Challenge:
Gather from the listing below each line that includes the word "Στρώσεις", and copy it.

Data:
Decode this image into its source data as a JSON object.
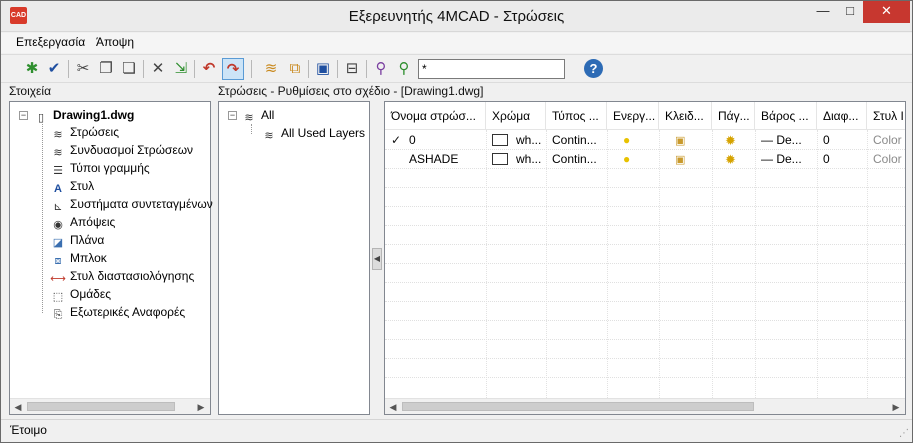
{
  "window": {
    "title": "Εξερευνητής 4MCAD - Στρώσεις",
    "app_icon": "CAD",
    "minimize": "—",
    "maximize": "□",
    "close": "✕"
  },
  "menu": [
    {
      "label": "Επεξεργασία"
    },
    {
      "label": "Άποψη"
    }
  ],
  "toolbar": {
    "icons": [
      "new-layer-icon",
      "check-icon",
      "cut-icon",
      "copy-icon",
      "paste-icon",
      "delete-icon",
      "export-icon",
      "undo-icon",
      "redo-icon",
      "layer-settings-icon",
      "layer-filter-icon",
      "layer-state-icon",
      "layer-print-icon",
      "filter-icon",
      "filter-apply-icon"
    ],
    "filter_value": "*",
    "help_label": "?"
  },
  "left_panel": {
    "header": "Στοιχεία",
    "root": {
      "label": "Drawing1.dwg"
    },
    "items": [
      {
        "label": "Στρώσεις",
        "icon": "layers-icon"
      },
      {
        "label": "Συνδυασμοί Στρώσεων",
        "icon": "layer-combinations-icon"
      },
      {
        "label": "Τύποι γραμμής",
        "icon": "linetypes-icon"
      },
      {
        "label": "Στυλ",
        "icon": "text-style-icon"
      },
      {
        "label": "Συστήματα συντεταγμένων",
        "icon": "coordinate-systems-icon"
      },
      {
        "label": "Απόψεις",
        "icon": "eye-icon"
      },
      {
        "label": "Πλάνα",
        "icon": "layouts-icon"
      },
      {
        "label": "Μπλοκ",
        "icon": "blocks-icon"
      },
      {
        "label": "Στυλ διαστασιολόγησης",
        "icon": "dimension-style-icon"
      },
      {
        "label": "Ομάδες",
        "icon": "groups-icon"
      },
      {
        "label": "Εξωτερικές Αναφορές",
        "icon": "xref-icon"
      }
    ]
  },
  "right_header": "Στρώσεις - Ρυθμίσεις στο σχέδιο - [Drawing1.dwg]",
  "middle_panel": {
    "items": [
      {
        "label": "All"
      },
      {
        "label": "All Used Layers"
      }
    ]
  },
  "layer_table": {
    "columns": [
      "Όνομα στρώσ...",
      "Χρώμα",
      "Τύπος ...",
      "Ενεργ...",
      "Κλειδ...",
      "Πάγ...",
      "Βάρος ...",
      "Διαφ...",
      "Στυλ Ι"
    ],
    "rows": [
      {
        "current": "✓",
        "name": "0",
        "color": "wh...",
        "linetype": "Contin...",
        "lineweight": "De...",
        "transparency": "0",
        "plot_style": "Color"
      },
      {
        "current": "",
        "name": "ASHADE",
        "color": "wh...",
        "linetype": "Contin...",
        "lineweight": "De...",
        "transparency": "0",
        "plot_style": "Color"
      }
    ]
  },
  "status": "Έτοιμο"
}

--

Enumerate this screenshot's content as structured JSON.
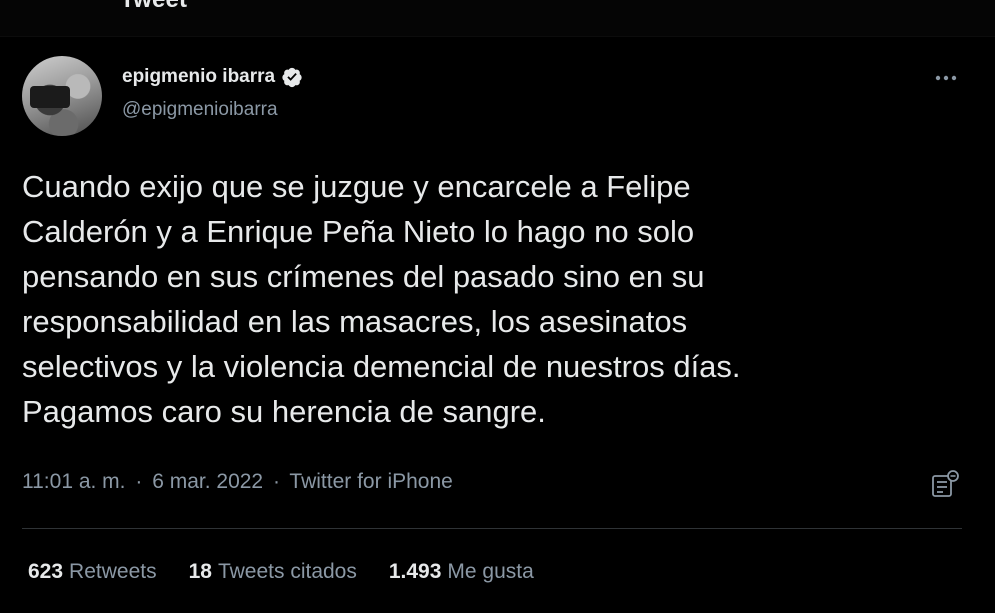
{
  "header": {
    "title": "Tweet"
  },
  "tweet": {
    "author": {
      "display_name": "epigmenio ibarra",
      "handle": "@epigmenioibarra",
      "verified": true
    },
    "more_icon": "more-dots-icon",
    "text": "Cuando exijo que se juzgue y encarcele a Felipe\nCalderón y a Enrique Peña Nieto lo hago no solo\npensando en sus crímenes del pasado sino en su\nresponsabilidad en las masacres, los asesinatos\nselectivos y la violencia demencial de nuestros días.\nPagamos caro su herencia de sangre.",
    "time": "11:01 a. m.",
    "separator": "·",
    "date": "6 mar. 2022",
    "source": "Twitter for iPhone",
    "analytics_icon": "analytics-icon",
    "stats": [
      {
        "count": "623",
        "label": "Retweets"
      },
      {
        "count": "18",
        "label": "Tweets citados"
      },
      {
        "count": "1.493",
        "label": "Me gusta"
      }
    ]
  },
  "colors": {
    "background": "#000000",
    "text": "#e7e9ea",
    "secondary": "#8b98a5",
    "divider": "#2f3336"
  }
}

--

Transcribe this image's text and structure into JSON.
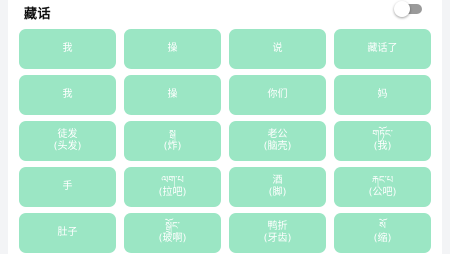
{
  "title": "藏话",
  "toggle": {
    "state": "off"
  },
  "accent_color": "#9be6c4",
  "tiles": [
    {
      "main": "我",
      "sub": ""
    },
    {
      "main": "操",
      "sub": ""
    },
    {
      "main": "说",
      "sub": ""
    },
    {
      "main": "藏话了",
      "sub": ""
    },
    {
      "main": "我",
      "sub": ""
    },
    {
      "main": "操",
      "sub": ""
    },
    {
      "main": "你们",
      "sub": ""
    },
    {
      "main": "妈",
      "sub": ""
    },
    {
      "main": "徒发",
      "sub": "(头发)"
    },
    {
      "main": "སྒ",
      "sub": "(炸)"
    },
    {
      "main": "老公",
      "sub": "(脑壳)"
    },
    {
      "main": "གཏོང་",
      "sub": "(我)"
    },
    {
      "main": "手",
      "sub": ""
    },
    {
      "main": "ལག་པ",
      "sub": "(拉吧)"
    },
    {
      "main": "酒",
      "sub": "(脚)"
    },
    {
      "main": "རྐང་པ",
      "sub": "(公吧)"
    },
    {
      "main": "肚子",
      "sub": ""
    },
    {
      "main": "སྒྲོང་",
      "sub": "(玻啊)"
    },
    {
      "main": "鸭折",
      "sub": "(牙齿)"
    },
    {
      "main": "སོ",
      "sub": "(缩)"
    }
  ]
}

Answer below:
    "title": "Εξερευνητής 4MCAD - Στρώσεις",
        "label": "Στρώσεις",
  "right_header": "Στρώσεις - Ρυθμίσεις στο σχέδιο - [Drawing1.dwg]",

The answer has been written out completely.